Collection entries:
● ● ● ●
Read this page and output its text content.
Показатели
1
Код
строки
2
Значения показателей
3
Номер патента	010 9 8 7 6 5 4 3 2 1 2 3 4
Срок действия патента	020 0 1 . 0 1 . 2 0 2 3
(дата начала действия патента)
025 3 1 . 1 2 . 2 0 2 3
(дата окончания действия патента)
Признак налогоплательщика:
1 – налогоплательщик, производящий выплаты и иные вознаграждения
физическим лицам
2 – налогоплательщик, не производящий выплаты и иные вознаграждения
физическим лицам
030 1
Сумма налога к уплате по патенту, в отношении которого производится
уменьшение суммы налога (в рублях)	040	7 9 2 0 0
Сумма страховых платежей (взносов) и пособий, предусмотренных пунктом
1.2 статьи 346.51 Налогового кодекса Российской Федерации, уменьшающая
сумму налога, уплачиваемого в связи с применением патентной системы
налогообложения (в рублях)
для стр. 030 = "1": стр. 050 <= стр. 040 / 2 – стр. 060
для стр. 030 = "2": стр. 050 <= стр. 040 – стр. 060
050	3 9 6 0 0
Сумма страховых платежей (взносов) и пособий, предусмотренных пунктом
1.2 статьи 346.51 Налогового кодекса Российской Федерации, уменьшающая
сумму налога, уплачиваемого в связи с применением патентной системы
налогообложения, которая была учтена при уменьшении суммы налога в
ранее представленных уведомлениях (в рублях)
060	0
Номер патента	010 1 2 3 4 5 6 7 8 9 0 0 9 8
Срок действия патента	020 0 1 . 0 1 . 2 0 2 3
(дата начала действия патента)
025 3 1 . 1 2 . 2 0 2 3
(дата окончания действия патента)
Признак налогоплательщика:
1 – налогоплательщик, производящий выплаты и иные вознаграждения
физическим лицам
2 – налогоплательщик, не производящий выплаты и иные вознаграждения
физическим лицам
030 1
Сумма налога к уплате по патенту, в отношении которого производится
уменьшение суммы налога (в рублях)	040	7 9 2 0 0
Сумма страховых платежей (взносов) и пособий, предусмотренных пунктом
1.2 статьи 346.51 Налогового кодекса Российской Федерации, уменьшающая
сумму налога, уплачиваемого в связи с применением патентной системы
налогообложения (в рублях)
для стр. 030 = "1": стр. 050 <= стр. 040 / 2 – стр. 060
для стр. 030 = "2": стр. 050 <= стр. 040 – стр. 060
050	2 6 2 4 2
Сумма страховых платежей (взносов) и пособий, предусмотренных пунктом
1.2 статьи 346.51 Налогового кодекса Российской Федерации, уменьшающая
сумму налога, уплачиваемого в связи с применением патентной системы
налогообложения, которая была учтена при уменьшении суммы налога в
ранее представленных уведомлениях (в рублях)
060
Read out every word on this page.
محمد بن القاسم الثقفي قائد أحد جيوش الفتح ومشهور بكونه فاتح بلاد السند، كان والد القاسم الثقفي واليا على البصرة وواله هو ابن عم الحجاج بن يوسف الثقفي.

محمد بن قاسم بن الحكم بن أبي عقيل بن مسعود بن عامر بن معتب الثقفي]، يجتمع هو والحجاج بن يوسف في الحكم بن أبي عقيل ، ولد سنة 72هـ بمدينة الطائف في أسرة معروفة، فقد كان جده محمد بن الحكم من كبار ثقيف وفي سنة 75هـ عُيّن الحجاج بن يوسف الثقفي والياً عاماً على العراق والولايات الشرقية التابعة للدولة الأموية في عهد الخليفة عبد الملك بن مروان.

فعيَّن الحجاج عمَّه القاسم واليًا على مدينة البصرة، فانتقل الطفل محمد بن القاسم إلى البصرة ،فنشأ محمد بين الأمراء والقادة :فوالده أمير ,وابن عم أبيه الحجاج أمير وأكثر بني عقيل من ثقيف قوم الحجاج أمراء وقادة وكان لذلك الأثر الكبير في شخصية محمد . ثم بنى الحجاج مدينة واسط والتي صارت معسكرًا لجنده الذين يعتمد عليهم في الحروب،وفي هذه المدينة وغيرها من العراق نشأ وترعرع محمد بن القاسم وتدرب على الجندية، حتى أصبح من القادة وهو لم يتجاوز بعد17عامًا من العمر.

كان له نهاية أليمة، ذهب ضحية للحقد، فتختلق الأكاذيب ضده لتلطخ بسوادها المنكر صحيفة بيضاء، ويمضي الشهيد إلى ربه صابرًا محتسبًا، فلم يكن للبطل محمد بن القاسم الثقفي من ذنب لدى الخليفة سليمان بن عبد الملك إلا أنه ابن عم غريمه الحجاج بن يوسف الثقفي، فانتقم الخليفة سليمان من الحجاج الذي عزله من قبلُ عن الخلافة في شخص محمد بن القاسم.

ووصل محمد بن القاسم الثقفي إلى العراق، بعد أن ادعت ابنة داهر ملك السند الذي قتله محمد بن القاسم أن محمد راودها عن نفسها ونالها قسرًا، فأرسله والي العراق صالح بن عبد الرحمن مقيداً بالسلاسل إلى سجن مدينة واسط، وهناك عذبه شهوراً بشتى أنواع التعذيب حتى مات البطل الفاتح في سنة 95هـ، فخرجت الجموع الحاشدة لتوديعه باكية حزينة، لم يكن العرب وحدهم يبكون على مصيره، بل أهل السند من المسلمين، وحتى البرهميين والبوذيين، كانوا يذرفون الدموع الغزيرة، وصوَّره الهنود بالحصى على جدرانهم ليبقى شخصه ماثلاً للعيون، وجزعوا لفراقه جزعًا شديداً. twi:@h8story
● ● ● ●
## [EXERCISE]
List every line from the entries above in which "page" appears.

## [ANSWER FOR THE TASK]
Read this page and output its text content.
Read out every word on this page.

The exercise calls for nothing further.